[START OF INPUT]

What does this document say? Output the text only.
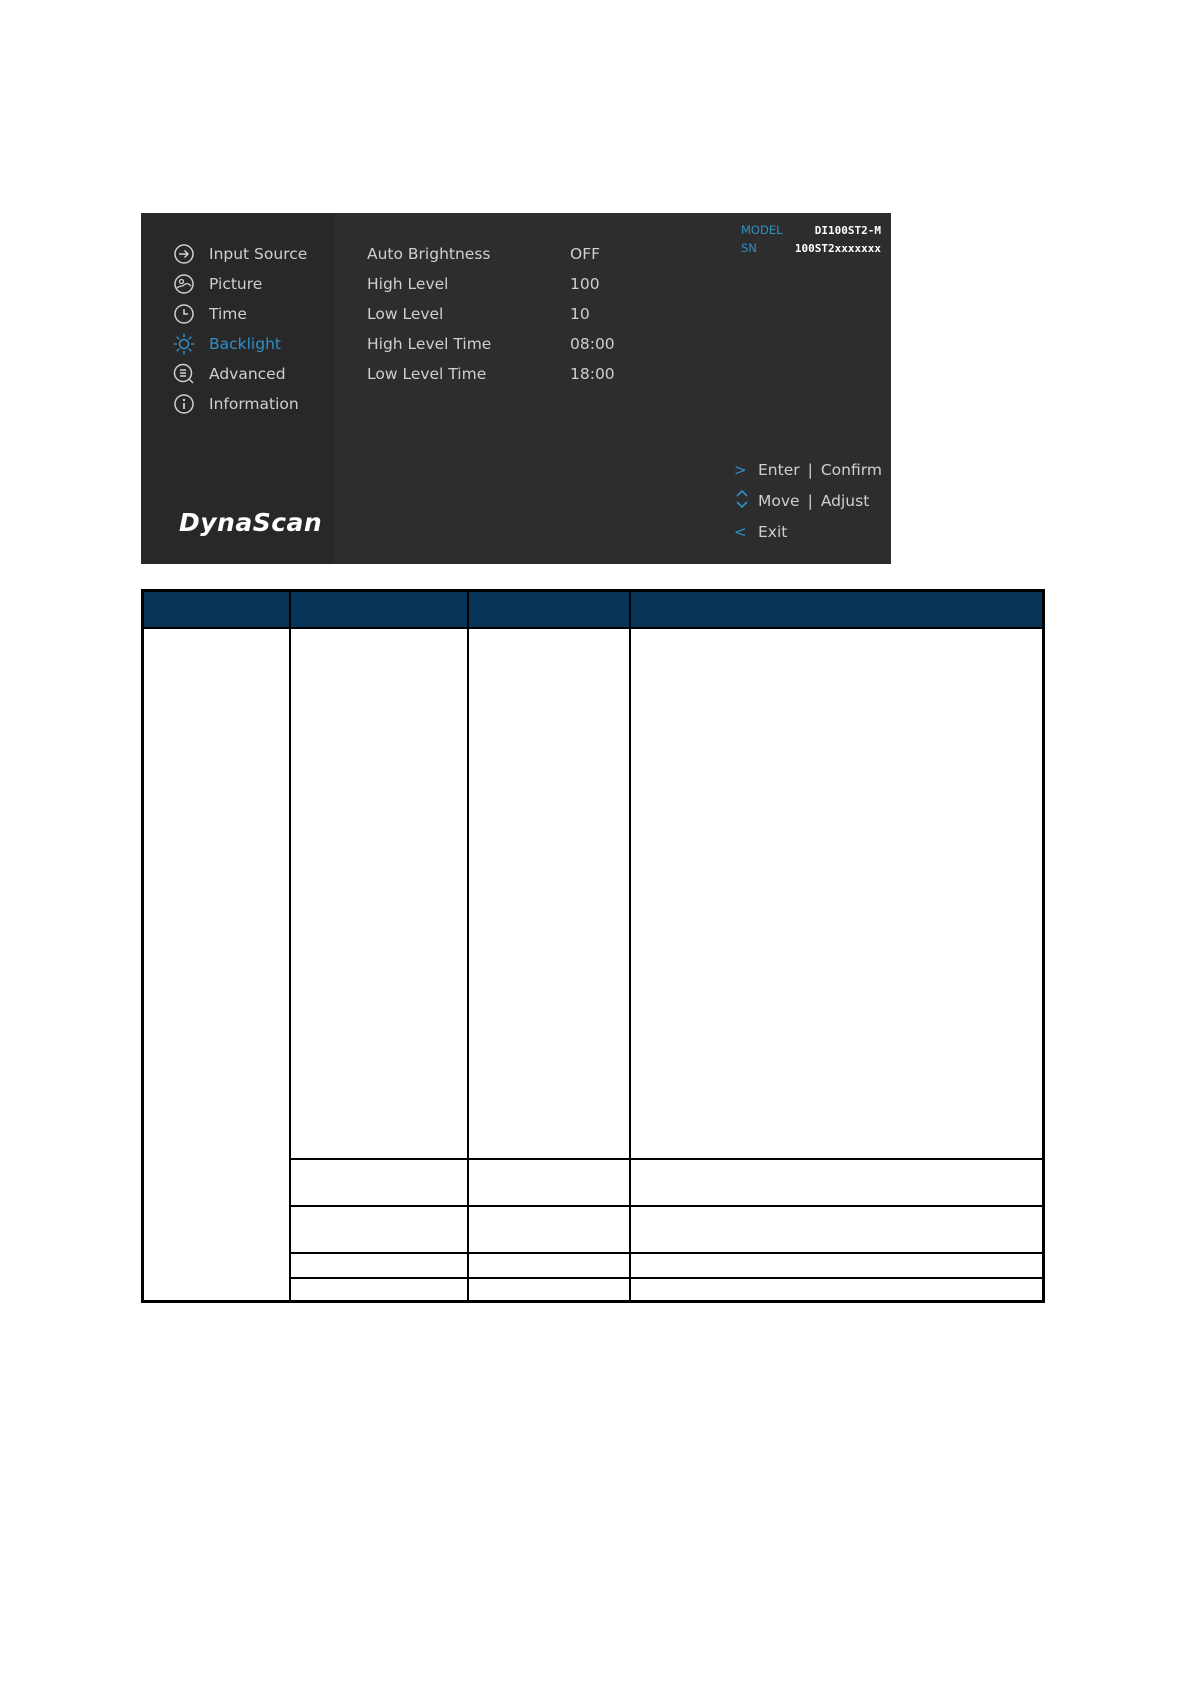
Input Source
Picture
Time
Backlight
Advanced
Information
DynaScan
Auto Brightness	OFF
High Level	100
Low Level	10
High Level Time	08:00
Low Level Time	18:00
MODEL	DI100ST2-M
SN	100ST2xxxxxxx
> Enter | Confirm
Move | Adjust
< Exit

[END OF INPUT]

Will you set down the records word for word while leaving out every picture?

**EXERCISE ANSWER:**
What does this document say? Output the text only.
Input Source
Picture
Time
Backlight
Advanced
Information
DynaScan
Auto Brightness	OFF
High Level	100
Low Level	10
High Level Time	08:00
Low Level Time	18:00
MODEL	DI100ST2-M
SN	100ST2xxxxxxx
> Enter | Confirm
Move | Adjust
< Exit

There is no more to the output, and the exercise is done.